### Exercise objective:
Wherever the string "décors" appears, copy the whole line.

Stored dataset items
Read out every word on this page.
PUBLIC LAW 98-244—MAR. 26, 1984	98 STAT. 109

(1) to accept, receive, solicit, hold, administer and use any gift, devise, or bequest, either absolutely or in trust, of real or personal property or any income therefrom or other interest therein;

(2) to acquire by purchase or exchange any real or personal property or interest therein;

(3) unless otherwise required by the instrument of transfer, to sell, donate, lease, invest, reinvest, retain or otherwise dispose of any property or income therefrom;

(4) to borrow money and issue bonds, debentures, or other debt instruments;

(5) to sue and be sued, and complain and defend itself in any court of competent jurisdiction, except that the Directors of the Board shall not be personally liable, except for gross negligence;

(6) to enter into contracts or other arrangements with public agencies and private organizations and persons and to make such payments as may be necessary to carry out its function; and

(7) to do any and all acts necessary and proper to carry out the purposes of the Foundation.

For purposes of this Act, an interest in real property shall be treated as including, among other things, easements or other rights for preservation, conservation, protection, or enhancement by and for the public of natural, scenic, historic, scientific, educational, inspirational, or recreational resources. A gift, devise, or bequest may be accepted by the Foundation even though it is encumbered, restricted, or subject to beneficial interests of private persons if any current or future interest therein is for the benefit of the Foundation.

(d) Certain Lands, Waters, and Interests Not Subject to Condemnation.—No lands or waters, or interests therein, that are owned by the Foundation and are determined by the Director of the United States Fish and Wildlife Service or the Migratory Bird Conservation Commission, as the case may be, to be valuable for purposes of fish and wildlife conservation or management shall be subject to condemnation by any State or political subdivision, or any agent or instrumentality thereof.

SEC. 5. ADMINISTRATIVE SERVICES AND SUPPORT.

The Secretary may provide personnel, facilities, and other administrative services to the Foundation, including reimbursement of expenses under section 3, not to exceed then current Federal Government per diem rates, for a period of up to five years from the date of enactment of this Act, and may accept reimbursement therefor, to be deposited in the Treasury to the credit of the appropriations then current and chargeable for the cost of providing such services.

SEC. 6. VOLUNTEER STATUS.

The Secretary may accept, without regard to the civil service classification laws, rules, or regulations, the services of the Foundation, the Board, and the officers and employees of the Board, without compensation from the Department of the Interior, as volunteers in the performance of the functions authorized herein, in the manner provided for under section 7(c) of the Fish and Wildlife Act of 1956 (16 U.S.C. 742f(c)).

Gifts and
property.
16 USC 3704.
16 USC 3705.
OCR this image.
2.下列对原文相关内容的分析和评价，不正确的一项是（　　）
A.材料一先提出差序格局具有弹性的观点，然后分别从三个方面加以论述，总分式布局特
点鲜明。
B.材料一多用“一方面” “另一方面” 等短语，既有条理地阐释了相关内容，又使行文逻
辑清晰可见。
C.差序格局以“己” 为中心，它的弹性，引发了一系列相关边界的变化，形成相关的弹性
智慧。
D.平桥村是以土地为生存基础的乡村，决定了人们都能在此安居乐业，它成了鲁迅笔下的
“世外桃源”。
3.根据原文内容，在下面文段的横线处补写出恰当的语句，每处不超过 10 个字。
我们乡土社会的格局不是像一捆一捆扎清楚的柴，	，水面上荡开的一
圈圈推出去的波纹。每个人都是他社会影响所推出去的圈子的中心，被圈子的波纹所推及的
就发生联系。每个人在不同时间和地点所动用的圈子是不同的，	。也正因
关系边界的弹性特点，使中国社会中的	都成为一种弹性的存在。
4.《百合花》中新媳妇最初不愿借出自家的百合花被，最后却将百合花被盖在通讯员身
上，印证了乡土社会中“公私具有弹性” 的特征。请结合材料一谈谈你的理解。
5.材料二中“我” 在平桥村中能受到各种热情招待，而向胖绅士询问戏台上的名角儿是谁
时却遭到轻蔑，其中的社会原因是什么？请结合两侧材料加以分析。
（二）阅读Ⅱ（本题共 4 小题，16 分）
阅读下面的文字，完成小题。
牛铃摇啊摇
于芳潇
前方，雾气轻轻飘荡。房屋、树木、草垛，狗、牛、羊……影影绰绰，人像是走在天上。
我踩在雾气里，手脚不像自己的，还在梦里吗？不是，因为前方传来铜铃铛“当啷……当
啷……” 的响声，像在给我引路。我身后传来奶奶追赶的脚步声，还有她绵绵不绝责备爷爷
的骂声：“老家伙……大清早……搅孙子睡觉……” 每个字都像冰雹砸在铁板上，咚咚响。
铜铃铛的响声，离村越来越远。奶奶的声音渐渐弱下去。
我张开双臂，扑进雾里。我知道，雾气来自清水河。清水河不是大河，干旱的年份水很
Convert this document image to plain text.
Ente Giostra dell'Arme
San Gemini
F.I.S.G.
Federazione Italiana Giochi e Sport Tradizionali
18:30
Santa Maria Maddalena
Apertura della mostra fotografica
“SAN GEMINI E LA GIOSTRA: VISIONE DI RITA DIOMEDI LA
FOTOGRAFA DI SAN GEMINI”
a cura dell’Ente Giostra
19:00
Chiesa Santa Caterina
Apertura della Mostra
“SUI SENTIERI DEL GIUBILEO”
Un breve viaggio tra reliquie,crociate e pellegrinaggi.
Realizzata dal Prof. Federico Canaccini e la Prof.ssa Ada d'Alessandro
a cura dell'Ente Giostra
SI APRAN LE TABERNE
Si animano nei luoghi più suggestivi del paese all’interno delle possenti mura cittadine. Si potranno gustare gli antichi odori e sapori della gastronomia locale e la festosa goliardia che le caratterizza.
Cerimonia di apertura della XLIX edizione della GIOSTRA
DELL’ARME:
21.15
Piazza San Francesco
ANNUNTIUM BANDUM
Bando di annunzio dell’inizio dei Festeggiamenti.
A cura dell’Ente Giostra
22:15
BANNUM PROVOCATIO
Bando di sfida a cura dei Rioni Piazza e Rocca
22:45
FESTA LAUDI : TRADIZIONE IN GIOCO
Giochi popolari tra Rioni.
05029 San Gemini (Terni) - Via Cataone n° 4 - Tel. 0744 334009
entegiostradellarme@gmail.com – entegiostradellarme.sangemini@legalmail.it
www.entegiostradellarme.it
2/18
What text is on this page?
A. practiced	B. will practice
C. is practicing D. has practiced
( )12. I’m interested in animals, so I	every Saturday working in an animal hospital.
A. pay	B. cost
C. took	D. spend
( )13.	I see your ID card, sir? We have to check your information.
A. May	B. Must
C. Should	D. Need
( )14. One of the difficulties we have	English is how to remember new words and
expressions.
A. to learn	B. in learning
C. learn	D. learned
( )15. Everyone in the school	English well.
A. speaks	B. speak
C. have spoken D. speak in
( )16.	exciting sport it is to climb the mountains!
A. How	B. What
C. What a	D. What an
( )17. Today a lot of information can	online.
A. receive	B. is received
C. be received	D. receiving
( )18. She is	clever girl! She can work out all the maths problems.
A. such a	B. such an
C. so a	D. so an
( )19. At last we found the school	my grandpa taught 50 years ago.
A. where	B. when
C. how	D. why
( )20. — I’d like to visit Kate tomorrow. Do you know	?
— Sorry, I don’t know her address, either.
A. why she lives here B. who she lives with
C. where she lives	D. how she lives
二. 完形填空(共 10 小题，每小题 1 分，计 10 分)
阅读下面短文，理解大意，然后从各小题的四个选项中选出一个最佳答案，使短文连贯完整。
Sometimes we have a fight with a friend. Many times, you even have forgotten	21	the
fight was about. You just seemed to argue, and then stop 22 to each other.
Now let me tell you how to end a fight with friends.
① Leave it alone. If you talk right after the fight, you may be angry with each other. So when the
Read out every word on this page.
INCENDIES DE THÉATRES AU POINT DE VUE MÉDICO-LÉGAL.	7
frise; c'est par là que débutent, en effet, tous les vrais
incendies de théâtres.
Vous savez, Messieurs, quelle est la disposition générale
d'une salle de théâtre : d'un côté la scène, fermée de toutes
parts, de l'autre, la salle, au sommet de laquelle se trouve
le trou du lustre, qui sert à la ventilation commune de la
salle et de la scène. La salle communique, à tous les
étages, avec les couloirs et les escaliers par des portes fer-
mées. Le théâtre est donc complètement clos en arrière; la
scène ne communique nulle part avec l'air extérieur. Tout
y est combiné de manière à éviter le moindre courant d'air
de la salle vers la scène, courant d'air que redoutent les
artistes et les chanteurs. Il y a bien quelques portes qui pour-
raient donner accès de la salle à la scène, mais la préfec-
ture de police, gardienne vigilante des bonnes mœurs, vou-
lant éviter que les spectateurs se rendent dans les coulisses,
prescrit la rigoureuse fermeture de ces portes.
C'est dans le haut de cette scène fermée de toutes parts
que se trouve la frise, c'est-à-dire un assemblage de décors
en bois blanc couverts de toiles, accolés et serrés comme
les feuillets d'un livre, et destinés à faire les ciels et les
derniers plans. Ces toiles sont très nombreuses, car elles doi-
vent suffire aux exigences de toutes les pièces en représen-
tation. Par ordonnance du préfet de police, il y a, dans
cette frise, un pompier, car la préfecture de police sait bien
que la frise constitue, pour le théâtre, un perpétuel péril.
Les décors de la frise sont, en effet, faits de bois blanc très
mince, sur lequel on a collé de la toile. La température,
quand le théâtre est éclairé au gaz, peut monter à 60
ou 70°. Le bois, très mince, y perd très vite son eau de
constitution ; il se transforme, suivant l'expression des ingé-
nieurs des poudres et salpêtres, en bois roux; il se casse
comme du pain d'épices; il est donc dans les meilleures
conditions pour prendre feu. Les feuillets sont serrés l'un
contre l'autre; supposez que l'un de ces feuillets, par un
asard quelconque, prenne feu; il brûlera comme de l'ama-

### Output for this task:
que se trouve la frise, c'est-à-dire un assemblage de décors
Les décors de la frise sont, en effet, faits de bois blanc très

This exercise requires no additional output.